Direction:
Your task is to reproduce the material exactly.

Material:
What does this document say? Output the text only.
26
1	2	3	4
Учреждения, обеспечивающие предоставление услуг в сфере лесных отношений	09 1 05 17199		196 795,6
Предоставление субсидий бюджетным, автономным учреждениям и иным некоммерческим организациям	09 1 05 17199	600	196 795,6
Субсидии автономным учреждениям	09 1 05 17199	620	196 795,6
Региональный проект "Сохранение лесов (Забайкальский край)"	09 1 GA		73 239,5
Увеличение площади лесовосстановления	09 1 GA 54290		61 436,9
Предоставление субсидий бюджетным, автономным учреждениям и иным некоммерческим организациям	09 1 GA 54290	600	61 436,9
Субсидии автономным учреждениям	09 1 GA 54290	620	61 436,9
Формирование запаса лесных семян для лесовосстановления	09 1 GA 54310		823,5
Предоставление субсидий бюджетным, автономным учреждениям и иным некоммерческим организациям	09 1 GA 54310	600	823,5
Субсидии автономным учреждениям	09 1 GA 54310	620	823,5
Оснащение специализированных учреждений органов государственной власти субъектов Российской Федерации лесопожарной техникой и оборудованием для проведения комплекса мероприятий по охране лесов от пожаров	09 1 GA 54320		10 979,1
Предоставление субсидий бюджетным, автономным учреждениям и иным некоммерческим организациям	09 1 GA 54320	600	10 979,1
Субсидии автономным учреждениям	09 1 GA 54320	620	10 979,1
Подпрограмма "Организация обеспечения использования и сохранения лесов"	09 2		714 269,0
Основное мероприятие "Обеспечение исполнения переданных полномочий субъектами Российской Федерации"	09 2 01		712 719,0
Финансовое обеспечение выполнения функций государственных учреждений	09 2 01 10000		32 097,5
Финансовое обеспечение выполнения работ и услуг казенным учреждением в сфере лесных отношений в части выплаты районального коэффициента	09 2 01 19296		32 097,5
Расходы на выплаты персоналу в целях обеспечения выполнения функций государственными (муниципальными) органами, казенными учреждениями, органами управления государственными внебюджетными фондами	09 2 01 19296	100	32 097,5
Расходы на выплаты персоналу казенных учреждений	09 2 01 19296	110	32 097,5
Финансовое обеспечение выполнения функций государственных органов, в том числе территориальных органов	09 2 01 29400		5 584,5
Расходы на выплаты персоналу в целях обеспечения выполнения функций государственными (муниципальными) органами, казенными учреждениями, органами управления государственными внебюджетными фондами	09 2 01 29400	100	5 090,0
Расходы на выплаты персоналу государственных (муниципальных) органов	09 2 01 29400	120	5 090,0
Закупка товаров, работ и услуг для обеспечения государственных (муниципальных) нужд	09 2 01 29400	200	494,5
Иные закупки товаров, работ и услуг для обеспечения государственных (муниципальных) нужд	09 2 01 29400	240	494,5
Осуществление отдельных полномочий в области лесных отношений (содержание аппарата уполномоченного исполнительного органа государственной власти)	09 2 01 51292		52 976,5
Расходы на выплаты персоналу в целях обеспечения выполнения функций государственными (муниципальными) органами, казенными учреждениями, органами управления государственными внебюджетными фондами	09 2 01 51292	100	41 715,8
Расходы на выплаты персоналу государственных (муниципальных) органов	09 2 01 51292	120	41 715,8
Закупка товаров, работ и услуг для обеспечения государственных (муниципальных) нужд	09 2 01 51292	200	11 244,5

Exercise response:
What does this document say? Output the text only.
26
1	2	3	4
Учреждения, обеспечивающие предоставление услуг в сфере лесных отношений	09 1 05 17199		196 795,6
Предоставление субсидий бюджетным, автономным учреждениям и иным некоммерческим организациям	09 1 05 17199	600	196 795,6
Субсидии автономным учреждениям	09 1 05 17199	620	196 795,6
Региональный проект "Сохранение лесов (Забайкальский край)"	09 1 GA		73 239,5
Увеличение площади лесовосстановления	09 1 GA 54290		61 436,9
Предоставление субсидий бюджетным, автономным учреждениям и иным некоммерческим организациям	09 1 GA 54290	600	61 436,9
Субсидии автономным учреждениям	09 1 GA 54290	620	61 436,9
Формирование запаса лесных семян для лесовосстановления	09 1 GA 54310		823,5
Предоставление субсидий бюджетным, автономным учреждениям и иным некоммерческим организациям	09 1 GA 54310	600	823,5
Субсидии автономным учреждениям	09 1 GA 54310	620	823,5
Оснащение специализированных учреждений органов государственной власти субъектов Российской Федерации лесопожарной техникой и оборудованием для проведения комплекса мероприятий по охране лесов от пожаров	09 1 GA 54320		10 979,1
Предоставление субсидий бюджетным, автономным учреждениям и иным некоммерческим организациям	09 1 GA 54320	600	10 979,1
Субсидии автономным учреждениям	09 1 GA 54320	620	10 979,1
Подпрограмма "Организация обеспечения использования и сохранения лесов"	09 2		714 269,0
Основное мероприятие "Обеспечение исполнения переданных полномочий субъектами Российской Федерации"	09 2 01		712 719,0
Финансовое обеспечение выполнения функций государственных учреждений	09 2 01 10000		32 097,5
Финансовое обеспечение выполнения работ и услуг казенным учреждением в сфере лесных отношений в части выплаты районального коэффициента	09 2 01 19296		32 097,5
Расходы на выплаты персоналу в целях обеспечения выполнения функций государственными (муниципальными) органами, казенными учреждениями, органами управления государственными внебюджетными фондами	09 2 01 19296	100	32 097,5
Расходы на выплаты персоналу казенных учреждений	09 2 01 19296	110	32 097,5
Финансовое обеспечение выполнения функций государственных органов, в том числе территориальных органов	09 2 01 29400		5 584,5
Расходы на выплаты персоналу в целях обеспечения выполнения функций государственными (муниципальными) органами, казенными учреждениями, органами управления государственными внебюджетными фондами	09 2 01 29400	100	5 090,0
Расходы на выплаты персоналу государственных (муниципальных) органов	09 2 01 29400	120	5 090,0
Закупка товаров, работ и услуг для обеспечения государственных (муниципальных) нужд	09 2 01 29400	200	494,5
Иные закупки товаров, работ и услуг для обеспечения государственных (муниципальных) нужд	09 2 01 29400	240	494,5
Осуществление отдельных полномочий в области лесных отношений (содержание аппарата уполномоченного исполнительного органа государственной власти)	09 2 01 51292		52 976,5
Расходы на выплаты персоналу в целях обеспечения выполнения функций государственными (муниципальными) органами, казенными учреждениями, органами управления государственными внебюджетными фондами	09 2 01 51292	100	41 715,8
Расходы на выплаты персоналу государственных (муниципальных) органов	09 2 01 51292	120	41 715,8
Закупка товаров, работ и услуг для обеспечения государственных (муниципальных) нужд	09 2 01 51292	200	11 244,5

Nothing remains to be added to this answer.